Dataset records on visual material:
● ● ● ● ●
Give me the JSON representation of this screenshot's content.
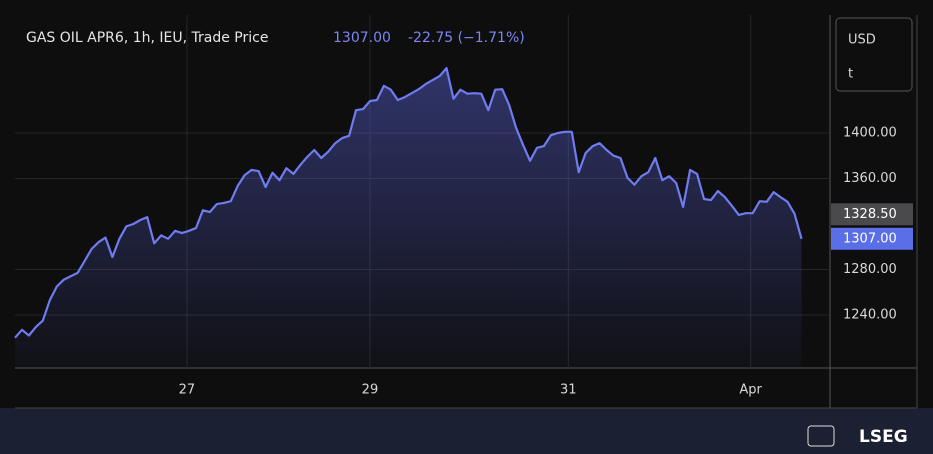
{
  "chart_data": {
    "type": "area-line",
    "title": "GAS OIL APR6, 1h, IEU, Trade Price",
    "price_label": "1307.00",
    "change_label": "-22.75 (−1.71%)",
    "currency": "USD",
    "unit": "t",
    "brand": "LSEG",
    "color": "#6f7cf0",
    "x": [
      0,
      1,
      2,
      3,
      4,
      5,
      6,
      7,
      8,
      9,
      10,
      11,
      12,
      13,
      14,
      15,
      16,
      17,
      18,
      19,
      20,
      21,
      22,
      23,
      24,
      25,
      26,
      27,
      28,
      29,
      30,
      31,
      32,
      33,
      34,
      35,
      36,
      37,
      38,
      39,
      40,
      41,
      42,
      43,
      44,
      45,
      46,
      47,
      48,
      49,
      50,
      51,
      52,
      53,
      54,
      55,
      56,
      57,
      58,
      59,
      60,
      61,
      62,
      63,
      64,
      65,
      66,
      67,
      68,
      69,
      70,
      71,
      72,
      73,
      74,
      75,
      76,
      77,
      78,
      79,
      80,
      81,
      82,
      83,
      84,
      85,
      86,
      87,
      88,
      89,
      90,
      91,
      92,
      93,
      94,
      95,
      96,
      97,
      98,
      99,
      100,
      101,
      102,
      103,
      104,
      105,
      106,
      107,
      108,
      109,
      110,
      111,
      112,
      113
    ],
    "values": [
      1220,
      1227,
      1222,
      1229.5,
      1235,
      1253,
      1265,
      1271,
      1274,
      1277,
      1287.5,
      1298,
      1304,
      1308,
      1291,
      1307,
      1318,
      1320,
      1323.5,
      1326,
      1303,
      1310,
      1307,
      1314,
      1312,
      1314,
      1316.5,
      1332,
      1330.5,
      1337.5,
      1338.5,
      1340,
      1353.5,
      1363,
      1367.5,
      1366.5,
      1352.5,
      1365,
      1358.5,
      1369,
      1364,
      1372,
      1379,
      1385,
      1378,
      1383.5,
      1391,
      1395.5,
      1397.5,
      1420,
      1421,
      1428,
      1429,
      1441.5,
      1438,
      1429,
      1431.5,
      1435,
      1438.5,
      1443,
      1446.5,
      1450,
      1457,
      1430,
      1438,
      1434.5,
      1435,
      1434.5,
      1420,
      1438,
      1438.5,
      1424.5,
      1404.5,
      1389.5,
      1375.5,
      1387,
      1388.5,
      1398,
      1400,
      1401,
      1401,
      1365.5,
      1382.5,
      1388.5,
      1391,
      1385,
      1380,
      1378,
      1360.5,
      1354.5,
      1362,
      1365.5,
      1378,
      1358.5,
      1362,
      1356,
      1335,
      1367.5,
      1364,
      1342,
      1341,
      1349,
      1343.5,
      1336,
      1328,
      1329.5,
      1329.5,
      1340,
      1339.5,
      1348,
      1343.5,
      1339.5,
      1329,
      1307
    ],
    "xlim": [
      0,
      117.1
    ],
    "ylim": [
      1193.4,
      1503.7
    ],
    "xticks": [
      {
        "value": 24.7,
        "label": "27"
      },
      {
        "value": 51,
        "label": "29"
      },
      {
        "value": 79.5,
        "label": "31"
      },
      {
        "value": 105.7,
        "label": "Apr"
      }
    ],
    "yticks": [
      {
        "value": 1240,
        "label": "1240.00"
      },
      {
        "value": 1280,
        "label": "1280.00"
      },
      {
        "value": 1360,
        "label": "1360.00"
      },
      {
        "value": 1400,
        "label": "1400.00"
      }
    ],
    "grid": true,
    "price_tags": [
      {
        "value": 1328.5,
        "label": "1328.50",
        "color": "#4a4a4d"
      },
      {
        "value": 1307,
        "label": "1307.00",
        "color": "#5a6ee8"
      }
    ]
  }
}
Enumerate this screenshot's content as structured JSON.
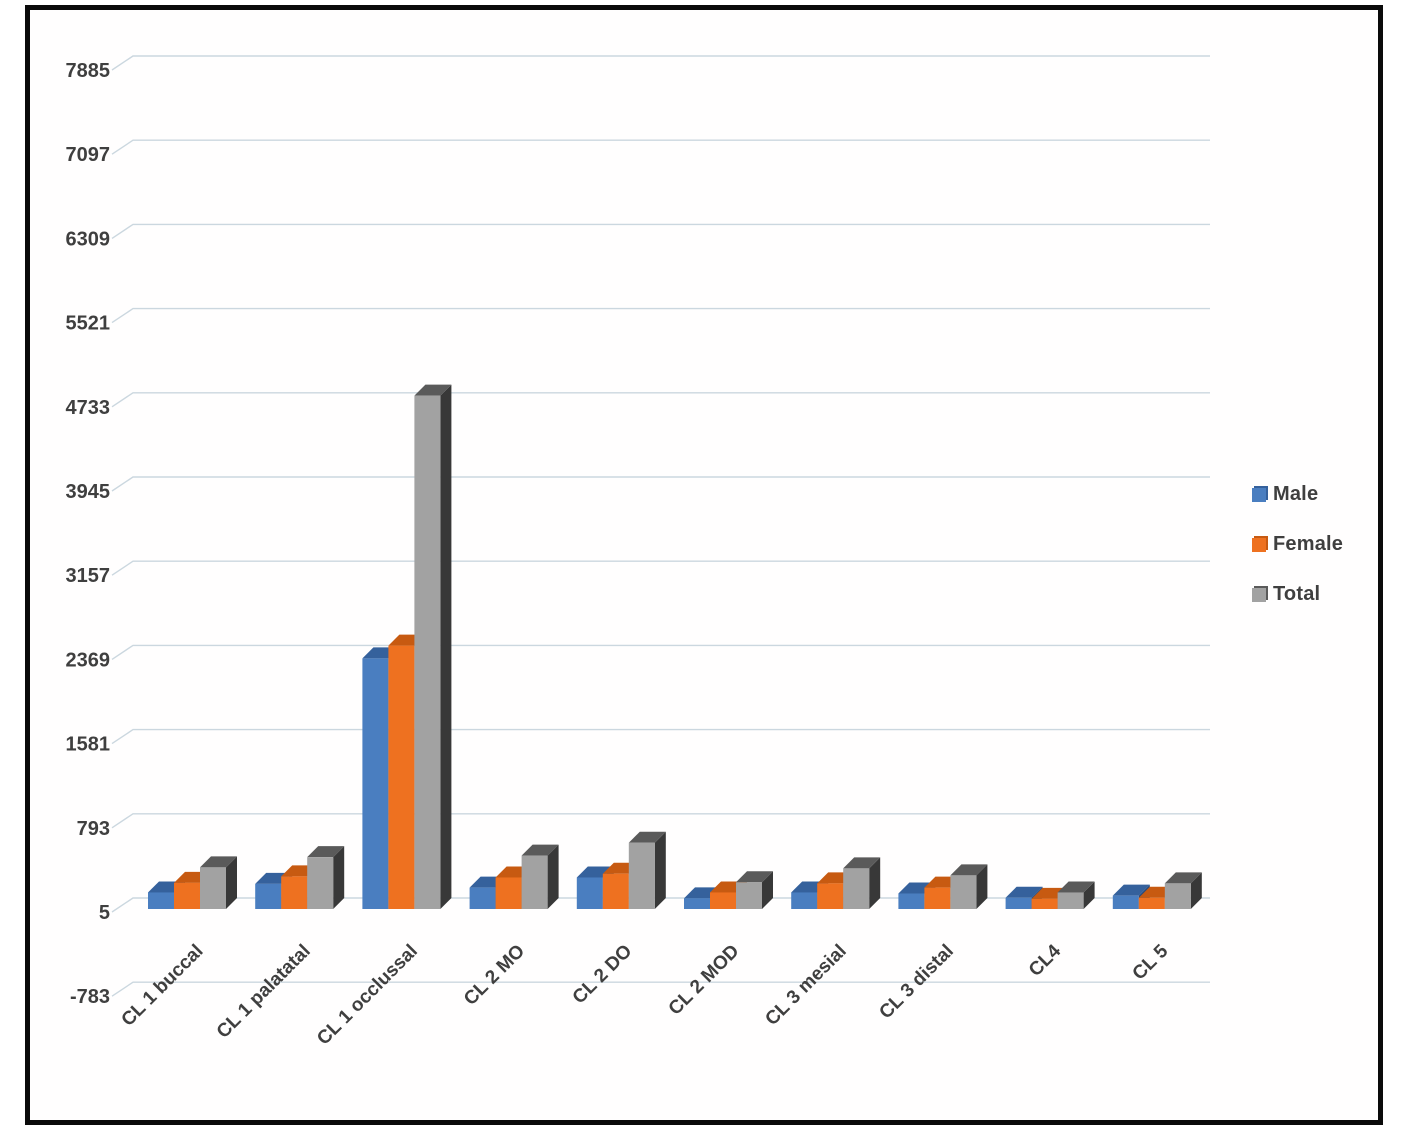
{
  "chart_data": {
    "type": "bar",
    "style": "3d-clustered-column",
    "title": "",
    "xlabel": "",
    "ylabel": "",
    "grid": true,
    "legend_position": "right",
    "categories": [
      "CL 1 buccal",
      "CL 1 palatatal",
      "CL 1 occlussal",
      "CL 2 MO",
      "CL 2 DO",
      "CL 2 MOD",
      "CL 3 mesial",
      "CL 3 distal",
      "CL4",
      "CL 5"
    ],
    "series": [
      {
        "name": "Male",
        "color": "#4a7ec0",
        "top_color": "#35619c",
        "side_color": "#27497a",
        "values": [
          160,
          240,
          2350,
          205,
          300,
          105,
          160,
          150,
          110,
          130
        ]
      },
      {
        "name": "Female",
        "color": "#ee7120",
        "top_color": "#c75a11",
        "side_color": "#8f3f0a",
        "values": [
          250,
          310,
          2470,
          300,
          335,
          160,
          245,
          205,
          100,
          110
        ]
      },
      {
        "name": "Total",
        "color": "#a2a2a2",
        "top_color": "#5a5a5a",
        "side_color": "#383838",
        "values": [
          395,
          490,
          4810,
          505,
          625,
          255,
          385,
          320,
          160,
          245
        ]
      }
    ],
    "y_ticks": [
      7885,
      7097,
      6309,
      5521,
      4733,
      3945,
      3157,
      2369,
      1581,
      793,
      5,
      -783
    ],
    "y_tick_step": 788,
    "baseline_value": 5,
    "ylim": [
      -783,
      7885
    ],
    "gridline_color": "#cbd7df",
    "text_color": "#3f3f3f"
  }
}
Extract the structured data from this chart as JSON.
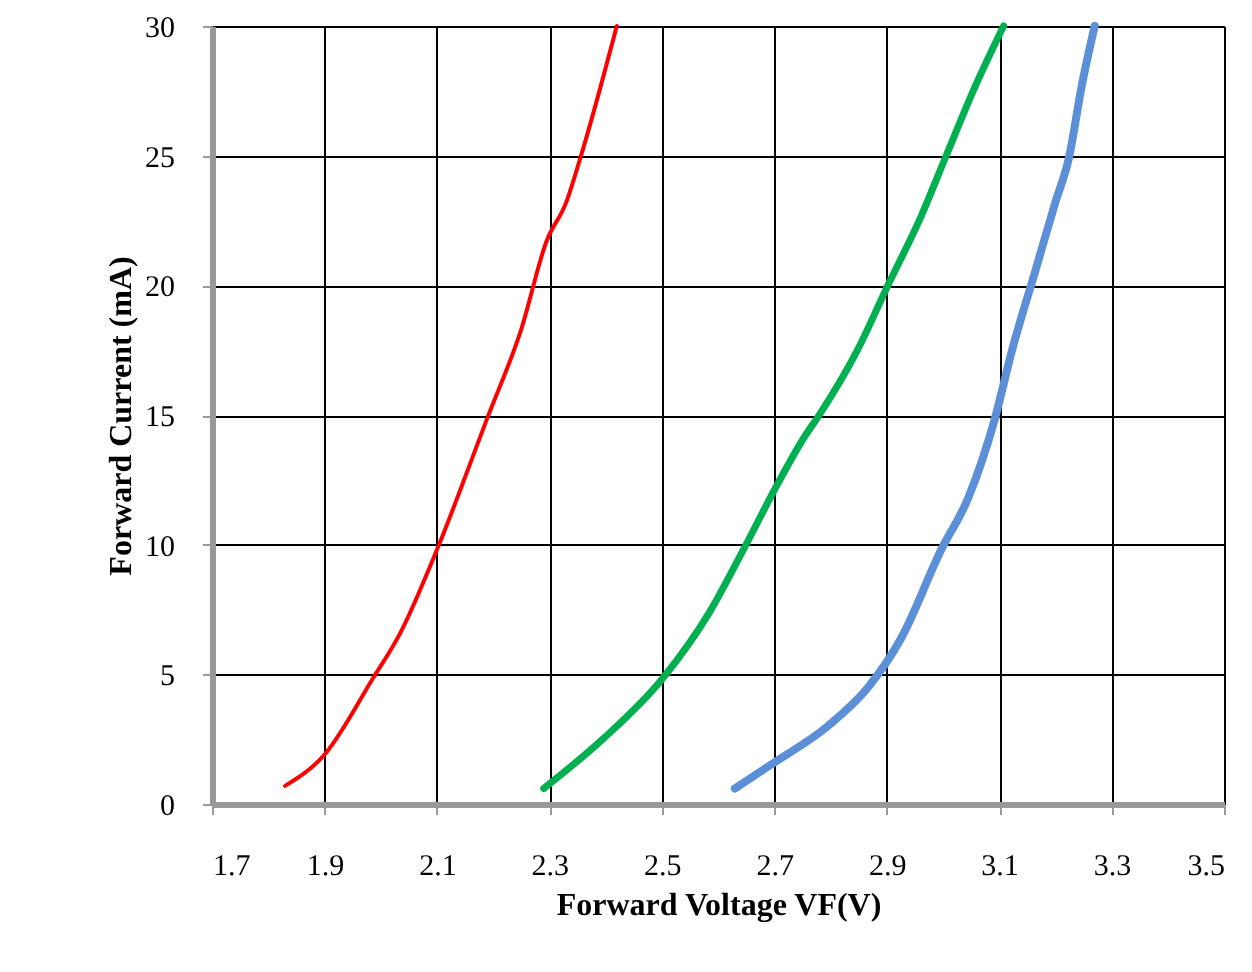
{
  "chart_data": {
    "type": "line",
    "xlabel": "Forward Voltage VF(V)",
    "ylabel": "Forward Current (mA)",
    "xlim": [
      1.7,
      3.5
    ],
    "xticks": [
      1.7,
      1.9,
      2.1,
      2.3,
      2.5,
      2.7,
      2.9,
      3.1,
      3.3,
      3.5
    ],
    "ylim": [
      0,
      30
    ],
    "yticks": [
      0,
      5,
      10,
      15,
      20,
      25,
      30
    ],
    "grid": true,
    "marker": "none",
    "line_style": "solid",
    "series": [
      {
        "color": "#ff0000",
        "x": [
          1.83,
          1.9,
          1.985,
          2.035,
          2.1,
          2.19,
          2.25,
          2.295,
          2.33,
          2.355,
          2.42
        ],
        "values": [
          0.7,
          1.9,
          4.8,
          6.6,
          9.8,
          14.9,
          18.3,
          21.7,
          23.2,
          24.9,
          30
        ]
      },
      {
        "color": "#00b050",
        "x": [
          2.29,
          2.395,
          2.5,
          2.585,
          2.645,
          2.705,
          2.755,
          2.777,
          2.848,
          2.9,
          2.962,
          3.004,
          3.058,
          3.108
        ],
        "values": [
          0.6,
          2.5,
          4.8,
          7.4,
          9.8,
          12.3,
          14.2,
          14.9,
          17.5,
          19.9,
          22.7,
          24.9,
          27.7,
          30
        ]
      },
      {
        "color": "#5b8fd8",
        "x": [
          2.63,
          2.7,
          2.795,
          2.867,
          2.926,
          2.997,
          3.045,
          3.093,
          3.123,
          3.165,
          3.2,
          3.224,
          3.247,
          3.27
        ],
        "values": [
          0.6,
          1.6,
          3.0,
          4.5,
          6.4,
          9.8,
          11.8,
          14.9,
          17.5,
          20.6,
          23.2,
          24.9,
          27.7,
          30
        ]
      }
    ]
  }
}
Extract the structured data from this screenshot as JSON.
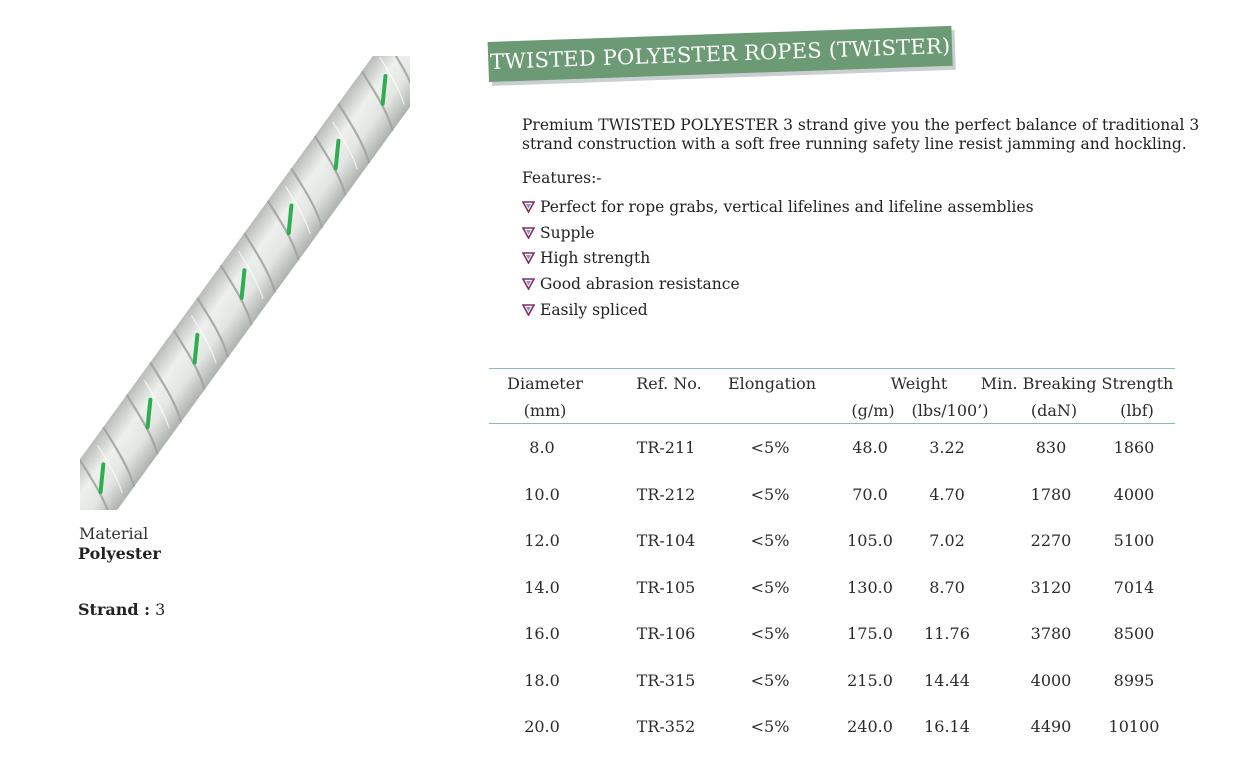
{
  "title": "TWISTED POLYESTER ROPES (TWISTER)",
  "intro": "Premium TWISTED POLYESTER 3 strand give you the perfect balance of traditional 3 strand construction with a soft free running safety line resist jamming and hockling.",
  "features_label": "Features:-",
  "features": [
    "Perfect for rope grabs, vertical lifelines and lifeline assemblies",
    "Supple",
    "High strength",
    "Good abrasion resistance",
    "Easily spliced"
  ],
  "material": {
    "label": "Material",
    "value": "Polyester"
  },
  "strand": {
    "label": "Strand :",
    "value": "3"
  },
  "table": {
    "headers": {
      "diameter": "Diameter",
      "diameter_unit": "(mm)",
      "ref": "Ref. No.",
      "elongation": "Elongation",
      "weight": "Weight",
      "weight_unit_1": "(g/m)",
      "weight_unit_2": "(lbs/100’)",
      "mbs": "Min. Breaking Strength",
      "mbs_unit_1": "(daN)",
      "mbs_unit_2": "(lbf)"
    },
    "rows": [
      [
        "8.0",
        "TR-211",
        "<5%",
        "48.0",
        "3.22",
        "830",
        "1860"
      ],
      [
        "10.0",
        "TR-212",
        "<5%",
        "70.0",
        "4.70",
        "1780",
        "4000"
      ],
      [
        "12.0",
        "TR-104",
        "<5%",
        "105.0",
        "7.02",
        "2270",
        "5100"
      ],
      [
        "14.0",
        "TR-105",
        "<5%",
        "130.0",
        "8.70",
        "3120",
        "7014"
      ],
      [
        "16.0",
        "TR-106",
        "<5%",
        "175.0",
        "11.76",
        "3780",
        "8500"
      ],
      [
        "18.0",
        "TR-315",
        "<5%",
        "215.0",
        "14.44",
        "4000",
        "8995"
      ],
      [
        "20.0",
        "TR-352",
        "<5%",
        "240.0",
        "16.14",
        "4490",
        "10100"
      ]
    ]
  },
  "colors": {
    "title_band": "#6b9a74",
    "table_rule": "#8db4c8",
    "bullet": "#8a2a5a",
    "rope_tracer": "#2fae4f"
  }
}
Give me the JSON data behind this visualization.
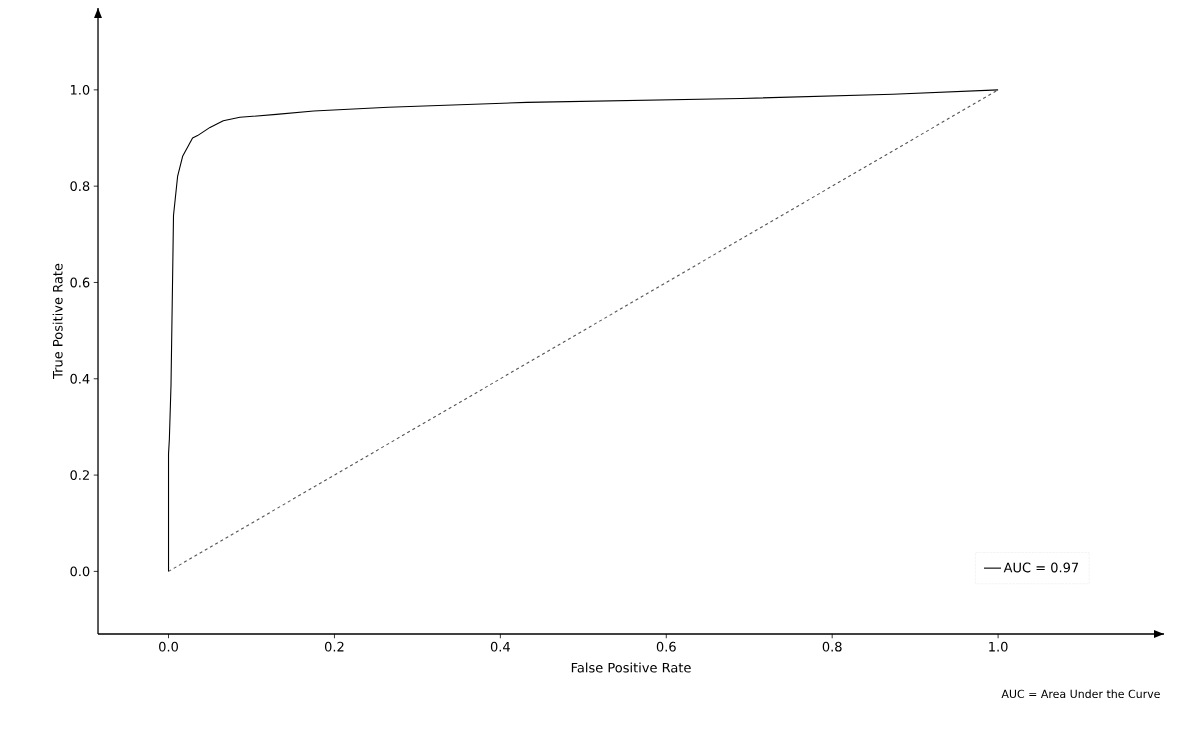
{
  "chart_data": {
    "type": "line",
    "xlabel": "False Positive Rate",
    "ylabel": "True Positive Rate",
    "xlim": [
      -0.085,
      1.2
    ],
    "ylim": [
      -0.13,
      1.17
    ],
    "xticks": [
      {
        "value": 0,
        "label": "0.0"
      },
      0.2,
      0.4,
      0.6,
      0.8,
      {
        "value": 1,
        "label": "1.0"
      }
    ],
    "yticks": [
      {
        "value": 0,
        "label": "0.0"
      },
      0.2,
      0.4,
      0.6,
      0.8,
      {
        "value": 1,
        "label": "1.0"
      }
    ],
    "legend": "bottom right",
    "grid": false,
    "annotations": [
      "AUC = Area Under the Curve"
    ],
    "series": [
      {
        "name": "AUC = 0.97",
        "color": "#000000",
        "line_style": "solid",
        "x": [
          0,
          0,
          0.001,
          0.003,
          0.005,
          0.006,
          0.011,
          0.017,
          0.029,
          0.035,
          0.05,
          0.066,
          0.086,
          0.13,
          0.175,
          0.265,
          0.432,
          0.69,
          0.873,
          1.0
        ],
        "values": [
          0,
          0.244,
          0.274,
          0.387,
          0.619,
          0.739,
          0.821,
          0.862,
          0.9,
          0.905,
          0.922,
          0.936,
          0.943,
          0.949,
          0.956,
          0.964,
          0.974,
          0.982,
          0.991,
          1.0
        ]
      },
      {
        "color": "#555555",
        "line_style": "dashed",
        "x": [
          0,
          1
        ],
        "values": [
          0,
          1
        ]
      }
    ]
  }
}
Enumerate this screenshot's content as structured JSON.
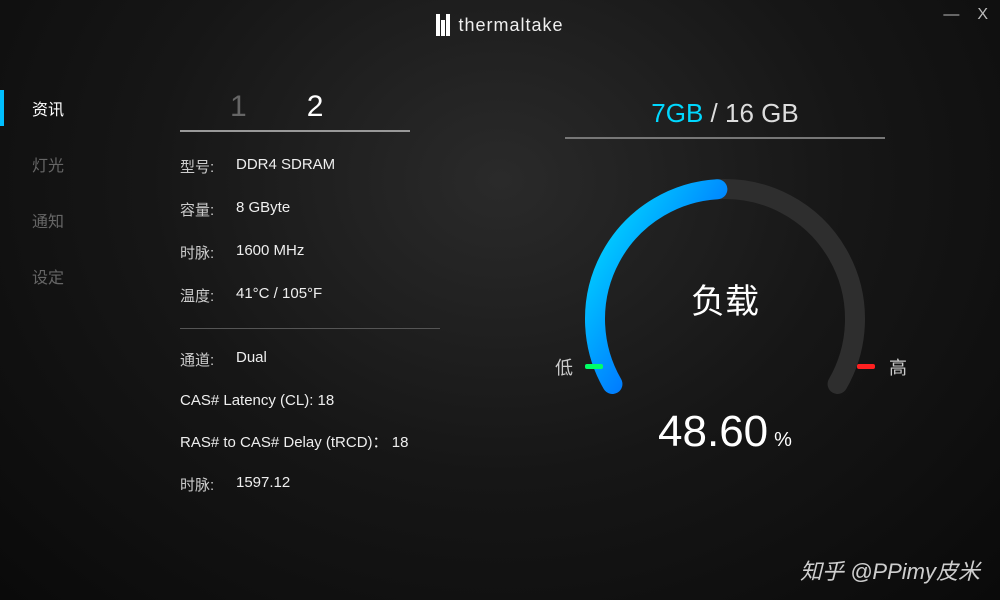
● ● ● ● ●
■ **THE EXERCISE**: From the entries above, copy every line that holds the word "Positive".

■ **WRITTEN SOLUTION**:
    "xlabel": "False Positive Rate",
    "ylabel": "True Positive Rate",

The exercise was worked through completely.